— Begin Input for this task —
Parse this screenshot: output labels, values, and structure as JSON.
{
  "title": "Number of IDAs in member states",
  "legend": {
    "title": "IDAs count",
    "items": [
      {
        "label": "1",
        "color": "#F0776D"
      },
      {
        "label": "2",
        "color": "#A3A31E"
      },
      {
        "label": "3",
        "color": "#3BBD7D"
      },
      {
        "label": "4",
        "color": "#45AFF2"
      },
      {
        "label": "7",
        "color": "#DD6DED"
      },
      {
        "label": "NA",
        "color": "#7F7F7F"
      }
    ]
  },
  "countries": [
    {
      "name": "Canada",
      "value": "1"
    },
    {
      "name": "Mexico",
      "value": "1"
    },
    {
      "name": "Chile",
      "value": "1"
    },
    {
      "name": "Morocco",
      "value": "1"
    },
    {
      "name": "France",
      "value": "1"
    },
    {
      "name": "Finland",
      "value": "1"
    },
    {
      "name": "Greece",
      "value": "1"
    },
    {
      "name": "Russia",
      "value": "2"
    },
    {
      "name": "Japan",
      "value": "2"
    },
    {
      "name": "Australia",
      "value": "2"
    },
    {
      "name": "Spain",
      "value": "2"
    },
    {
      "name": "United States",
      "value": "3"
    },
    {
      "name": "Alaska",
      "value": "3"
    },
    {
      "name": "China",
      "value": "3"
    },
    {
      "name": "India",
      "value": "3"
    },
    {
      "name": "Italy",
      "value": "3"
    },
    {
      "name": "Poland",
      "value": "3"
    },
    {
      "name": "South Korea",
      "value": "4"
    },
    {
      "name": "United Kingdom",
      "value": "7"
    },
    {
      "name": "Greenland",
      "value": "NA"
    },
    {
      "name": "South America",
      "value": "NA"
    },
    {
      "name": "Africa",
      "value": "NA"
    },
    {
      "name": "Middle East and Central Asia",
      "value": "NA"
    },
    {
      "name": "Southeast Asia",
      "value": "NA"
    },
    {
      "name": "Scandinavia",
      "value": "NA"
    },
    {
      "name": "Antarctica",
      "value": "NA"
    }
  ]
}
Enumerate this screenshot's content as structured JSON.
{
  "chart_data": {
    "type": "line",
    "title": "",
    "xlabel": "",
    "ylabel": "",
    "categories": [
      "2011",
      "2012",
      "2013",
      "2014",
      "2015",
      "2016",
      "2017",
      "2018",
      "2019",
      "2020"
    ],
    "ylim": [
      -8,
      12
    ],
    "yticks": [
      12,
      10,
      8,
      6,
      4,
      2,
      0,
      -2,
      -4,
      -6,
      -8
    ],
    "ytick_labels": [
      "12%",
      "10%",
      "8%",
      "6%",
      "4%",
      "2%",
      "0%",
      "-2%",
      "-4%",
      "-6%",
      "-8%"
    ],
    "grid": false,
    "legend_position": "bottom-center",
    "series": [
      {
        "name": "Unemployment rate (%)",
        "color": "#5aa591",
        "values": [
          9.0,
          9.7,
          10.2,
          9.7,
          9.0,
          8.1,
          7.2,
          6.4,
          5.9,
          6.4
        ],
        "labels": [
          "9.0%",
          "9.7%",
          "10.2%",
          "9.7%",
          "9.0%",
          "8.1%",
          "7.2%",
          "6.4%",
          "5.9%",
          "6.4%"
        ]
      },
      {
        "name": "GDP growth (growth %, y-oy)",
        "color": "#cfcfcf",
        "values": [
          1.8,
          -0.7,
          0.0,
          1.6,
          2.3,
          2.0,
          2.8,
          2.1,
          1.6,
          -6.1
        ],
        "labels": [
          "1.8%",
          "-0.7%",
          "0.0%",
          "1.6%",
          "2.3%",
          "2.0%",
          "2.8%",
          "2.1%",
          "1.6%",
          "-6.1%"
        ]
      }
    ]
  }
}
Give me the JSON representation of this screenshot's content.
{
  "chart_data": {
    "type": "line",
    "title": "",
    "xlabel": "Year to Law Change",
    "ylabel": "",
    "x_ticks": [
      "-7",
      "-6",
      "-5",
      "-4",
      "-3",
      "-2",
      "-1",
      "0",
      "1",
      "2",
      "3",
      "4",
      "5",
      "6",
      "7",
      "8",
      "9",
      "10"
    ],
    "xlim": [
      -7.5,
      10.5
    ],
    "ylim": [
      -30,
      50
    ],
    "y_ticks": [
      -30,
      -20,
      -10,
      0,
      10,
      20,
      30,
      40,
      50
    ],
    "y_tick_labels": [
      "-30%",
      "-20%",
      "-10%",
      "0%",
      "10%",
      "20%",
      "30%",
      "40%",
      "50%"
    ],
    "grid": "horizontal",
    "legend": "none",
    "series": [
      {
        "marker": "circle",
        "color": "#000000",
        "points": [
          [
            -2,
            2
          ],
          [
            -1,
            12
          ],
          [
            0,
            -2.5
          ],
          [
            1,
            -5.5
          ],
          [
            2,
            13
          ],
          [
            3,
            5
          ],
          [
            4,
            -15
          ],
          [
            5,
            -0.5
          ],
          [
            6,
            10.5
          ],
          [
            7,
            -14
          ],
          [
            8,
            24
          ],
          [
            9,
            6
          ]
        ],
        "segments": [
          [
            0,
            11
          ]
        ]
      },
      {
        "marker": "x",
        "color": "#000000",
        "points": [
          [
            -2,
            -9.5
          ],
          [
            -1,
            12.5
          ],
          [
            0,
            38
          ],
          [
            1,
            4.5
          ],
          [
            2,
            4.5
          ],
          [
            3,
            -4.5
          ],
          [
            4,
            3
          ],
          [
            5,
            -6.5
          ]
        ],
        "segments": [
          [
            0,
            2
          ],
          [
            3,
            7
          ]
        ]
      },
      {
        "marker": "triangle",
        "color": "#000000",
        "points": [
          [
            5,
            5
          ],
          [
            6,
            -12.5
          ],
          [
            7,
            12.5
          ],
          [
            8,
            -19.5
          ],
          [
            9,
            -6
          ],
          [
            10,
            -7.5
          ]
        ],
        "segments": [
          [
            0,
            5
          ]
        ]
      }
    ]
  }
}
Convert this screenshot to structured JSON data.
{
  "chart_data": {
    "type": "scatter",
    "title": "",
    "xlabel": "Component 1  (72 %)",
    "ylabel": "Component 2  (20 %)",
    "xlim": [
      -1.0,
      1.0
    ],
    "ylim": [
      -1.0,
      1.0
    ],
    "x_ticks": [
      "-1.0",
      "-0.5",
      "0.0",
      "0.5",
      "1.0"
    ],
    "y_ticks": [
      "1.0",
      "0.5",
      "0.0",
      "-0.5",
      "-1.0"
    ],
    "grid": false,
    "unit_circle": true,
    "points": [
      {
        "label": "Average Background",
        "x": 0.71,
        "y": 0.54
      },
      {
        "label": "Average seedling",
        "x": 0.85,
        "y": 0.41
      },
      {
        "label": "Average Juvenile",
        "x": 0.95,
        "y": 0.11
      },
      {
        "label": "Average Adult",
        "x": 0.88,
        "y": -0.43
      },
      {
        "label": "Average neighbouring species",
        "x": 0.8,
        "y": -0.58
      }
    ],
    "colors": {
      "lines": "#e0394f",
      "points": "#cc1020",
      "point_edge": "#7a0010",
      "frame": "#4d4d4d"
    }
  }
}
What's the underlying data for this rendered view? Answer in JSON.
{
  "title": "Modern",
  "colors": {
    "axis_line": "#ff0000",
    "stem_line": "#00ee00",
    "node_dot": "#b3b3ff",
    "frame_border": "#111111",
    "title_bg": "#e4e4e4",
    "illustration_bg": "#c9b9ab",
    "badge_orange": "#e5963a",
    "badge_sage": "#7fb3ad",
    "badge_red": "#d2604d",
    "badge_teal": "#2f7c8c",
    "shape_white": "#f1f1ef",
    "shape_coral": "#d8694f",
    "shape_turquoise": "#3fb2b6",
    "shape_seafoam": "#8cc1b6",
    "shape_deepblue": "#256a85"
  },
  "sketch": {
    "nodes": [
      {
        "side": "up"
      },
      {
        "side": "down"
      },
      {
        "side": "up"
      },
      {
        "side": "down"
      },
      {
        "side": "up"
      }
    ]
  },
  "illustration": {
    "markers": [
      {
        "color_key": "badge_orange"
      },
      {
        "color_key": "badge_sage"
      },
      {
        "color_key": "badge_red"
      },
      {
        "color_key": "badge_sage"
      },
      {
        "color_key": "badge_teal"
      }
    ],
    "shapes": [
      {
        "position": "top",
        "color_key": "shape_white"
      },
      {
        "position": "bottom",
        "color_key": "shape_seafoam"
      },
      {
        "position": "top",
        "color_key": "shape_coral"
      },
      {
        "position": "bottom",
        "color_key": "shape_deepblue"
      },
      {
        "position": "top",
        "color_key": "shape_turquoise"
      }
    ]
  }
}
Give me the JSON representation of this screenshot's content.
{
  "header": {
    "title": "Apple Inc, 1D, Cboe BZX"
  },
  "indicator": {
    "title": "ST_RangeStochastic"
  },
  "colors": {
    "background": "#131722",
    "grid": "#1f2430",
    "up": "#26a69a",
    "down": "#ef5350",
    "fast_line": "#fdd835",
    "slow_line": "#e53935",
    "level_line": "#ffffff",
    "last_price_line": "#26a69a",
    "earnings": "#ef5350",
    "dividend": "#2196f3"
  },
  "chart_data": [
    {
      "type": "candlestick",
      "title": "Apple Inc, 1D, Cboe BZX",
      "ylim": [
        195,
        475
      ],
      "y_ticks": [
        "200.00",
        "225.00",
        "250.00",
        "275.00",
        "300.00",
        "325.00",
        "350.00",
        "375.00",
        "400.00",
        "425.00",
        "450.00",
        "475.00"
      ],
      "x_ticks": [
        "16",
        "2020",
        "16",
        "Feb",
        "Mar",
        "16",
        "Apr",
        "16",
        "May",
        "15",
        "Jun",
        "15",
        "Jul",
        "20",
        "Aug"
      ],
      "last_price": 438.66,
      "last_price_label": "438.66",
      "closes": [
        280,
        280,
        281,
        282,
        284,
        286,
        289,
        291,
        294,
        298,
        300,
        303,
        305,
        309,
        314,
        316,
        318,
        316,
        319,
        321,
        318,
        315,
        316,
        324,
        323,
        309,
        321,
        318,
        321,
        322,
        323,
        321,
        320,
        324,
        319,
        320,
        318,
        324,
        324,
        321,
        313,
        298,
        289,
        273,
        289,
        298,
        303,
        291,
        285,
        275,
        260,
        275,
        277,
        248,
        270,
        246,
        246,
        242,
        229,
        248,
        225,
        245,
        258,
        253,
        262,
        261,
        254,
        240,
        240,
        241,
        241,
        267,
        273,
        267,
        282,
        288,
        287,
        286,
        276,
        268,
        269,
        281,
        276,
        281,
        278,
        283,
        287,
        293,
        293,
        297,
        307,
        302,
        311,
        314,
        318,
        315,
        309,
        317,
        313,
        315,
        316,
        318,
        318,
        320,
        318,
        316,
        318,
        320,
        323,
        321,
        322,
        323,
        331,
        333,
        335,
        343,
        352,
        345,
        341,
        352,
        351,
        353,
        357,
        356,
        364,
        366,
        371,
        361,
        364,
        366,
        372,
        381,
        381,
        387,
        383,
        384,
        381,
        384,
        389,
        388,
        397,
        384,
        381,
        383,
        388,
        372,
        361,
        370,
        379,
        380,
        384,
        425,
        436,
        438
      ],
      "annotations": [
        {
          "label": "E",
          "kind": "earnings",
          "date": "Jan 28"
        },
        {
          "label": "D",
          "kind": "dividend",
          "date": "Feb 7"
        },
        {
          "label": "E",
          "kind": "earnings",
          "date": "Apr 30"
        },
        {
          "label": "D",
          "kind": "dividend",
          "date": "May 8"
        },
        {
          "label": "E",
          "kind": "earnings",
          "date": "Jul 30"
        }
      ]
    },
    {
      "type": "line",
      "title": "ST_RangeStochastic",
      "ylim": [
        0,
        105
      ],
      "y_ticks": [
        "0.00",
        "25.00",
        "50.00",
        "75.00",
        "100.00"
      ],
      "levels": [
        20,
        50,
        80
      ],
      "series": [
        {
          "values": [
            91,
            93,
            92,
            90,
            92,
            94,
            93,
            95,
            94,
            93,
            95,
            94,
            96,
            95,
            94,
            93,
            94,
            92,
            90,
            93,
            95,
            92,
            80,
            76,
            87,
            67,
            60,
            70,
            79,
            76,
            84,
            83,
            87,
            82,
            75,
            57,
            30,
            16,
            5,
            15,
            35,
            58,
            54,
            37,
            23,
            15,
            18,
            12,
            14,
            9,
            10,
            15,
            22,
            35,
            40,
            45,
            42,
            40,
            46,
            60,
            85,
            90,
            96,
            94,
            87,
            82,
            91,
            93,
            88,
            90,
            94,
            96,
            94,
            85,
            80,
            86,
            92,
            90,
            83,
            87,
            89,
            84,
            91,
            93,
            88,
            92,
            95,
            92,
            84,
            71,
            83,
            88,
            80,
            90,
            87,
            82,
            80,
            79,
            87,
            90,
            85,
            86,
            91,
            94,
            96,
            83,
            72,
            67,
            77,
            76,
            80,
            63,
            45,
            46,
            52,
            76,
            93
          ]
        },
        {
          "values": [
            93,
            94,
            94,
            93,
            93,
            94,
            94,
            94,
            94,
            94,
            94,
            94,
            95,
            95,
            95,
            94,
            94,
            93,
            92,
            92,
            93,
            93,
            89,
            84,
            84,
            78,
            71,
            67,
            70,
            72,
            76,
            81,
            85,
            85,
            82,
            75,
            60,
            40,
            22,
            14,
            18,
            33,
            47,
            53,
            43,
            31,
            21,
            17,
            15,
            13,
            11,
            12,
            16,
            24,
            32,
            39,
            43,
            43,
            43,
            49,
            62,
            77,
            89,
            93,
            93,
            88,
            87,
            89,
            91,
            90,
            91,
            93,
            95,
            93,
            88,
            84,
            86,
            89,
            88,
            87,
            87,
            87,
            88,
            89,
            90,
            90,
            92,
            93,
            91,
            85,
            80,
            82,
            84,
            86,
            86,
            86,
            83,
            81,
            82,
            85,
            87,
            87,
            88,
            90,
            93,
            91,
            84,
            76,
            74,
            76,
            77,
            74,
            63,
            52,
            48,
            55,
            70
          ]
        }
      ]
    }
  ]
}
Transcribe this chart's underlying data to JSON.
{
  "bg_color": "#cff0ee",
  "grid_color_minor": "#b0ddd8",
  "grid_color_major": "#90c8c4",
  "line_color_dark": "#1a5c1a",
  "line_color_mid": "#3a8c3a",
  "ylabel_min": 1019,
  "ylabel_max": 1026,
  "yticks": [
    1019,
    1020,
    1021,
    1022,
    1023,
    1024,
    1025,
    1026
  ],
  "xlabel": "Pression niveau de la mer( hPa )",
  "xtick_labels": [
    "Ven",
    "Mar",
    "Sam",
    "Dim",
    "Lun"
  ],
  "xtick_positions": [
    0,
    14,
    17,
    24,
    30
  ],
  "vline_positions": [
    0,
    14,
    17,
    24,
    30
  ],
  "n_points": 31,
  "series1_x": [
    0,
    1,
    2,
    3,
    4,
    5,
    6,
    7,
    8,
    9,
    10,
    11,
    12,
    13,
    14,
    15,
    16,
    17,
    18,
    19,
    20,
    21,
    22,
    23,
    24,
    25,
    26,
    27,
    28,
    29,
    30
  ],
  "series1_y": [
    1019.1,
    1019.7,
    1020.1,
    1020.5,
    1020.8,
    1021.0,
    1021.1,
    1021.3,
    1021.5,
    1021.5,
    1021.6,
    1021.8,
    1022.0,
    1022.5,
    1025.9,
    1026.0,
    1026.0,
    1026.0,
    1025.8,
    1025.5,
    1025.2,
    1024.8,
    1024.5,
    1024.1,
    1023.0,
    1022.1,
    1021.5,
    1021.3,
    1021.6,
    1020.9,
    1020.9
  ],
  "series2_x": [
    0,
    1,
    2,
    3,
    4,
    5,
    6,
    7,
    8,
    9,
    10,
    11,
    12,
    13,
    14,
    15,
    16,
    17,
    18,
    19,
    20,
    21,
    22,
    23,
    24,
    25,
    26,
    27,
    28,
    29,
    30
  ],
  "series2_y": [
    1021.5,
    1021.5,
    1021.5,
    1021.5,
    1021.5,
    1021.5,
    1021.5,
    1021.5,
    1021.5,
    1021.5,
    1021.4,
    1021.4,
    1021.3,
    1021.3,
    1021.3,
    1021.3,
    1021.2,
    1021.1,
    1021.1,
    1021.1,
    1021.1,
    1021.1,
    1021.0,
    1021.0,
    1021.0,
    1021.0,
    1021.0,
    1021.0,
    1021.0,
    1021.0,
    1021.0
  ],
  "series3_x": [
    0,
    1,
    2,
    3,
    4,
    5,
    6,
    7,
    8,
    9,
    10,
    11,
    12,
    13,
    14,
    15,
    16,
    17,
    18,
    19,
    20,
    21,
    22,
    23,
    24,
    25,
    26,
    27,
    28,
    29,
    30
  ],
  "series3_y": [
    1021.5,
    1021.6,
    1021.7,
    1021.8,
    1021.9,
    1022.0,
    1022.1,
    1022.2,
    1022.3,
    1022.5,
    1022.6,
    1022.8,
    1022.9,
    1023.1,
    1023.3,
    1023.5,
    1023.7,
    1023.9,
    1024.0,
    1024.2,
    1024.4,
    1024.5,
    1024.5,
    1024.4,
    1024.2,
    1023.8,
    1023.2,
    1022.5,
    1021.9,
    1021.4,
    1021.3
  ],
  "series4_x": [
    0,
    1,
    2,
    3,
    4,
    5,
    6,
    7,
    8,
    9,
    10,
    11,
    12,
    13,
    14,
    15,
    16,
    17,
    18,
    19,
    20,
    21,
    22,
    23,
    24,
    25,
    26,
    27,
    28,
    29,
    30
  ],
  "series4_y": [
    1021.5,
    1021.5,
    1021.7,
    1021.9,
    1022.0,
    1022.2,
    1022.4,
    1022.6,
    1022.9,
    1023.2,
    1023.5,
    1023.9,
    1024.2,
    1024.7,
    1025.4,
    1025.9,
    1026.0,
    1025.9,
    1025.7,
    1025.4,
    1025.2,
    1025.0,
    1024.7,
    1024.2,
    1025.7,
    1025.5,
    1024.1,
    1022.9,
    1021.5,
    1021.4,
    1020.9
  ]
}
— End Input for this task —
*Exercise:* Work out how many lines in the entries hold the string "United". Your answer should consist solely of that number.

*Complete response:* 2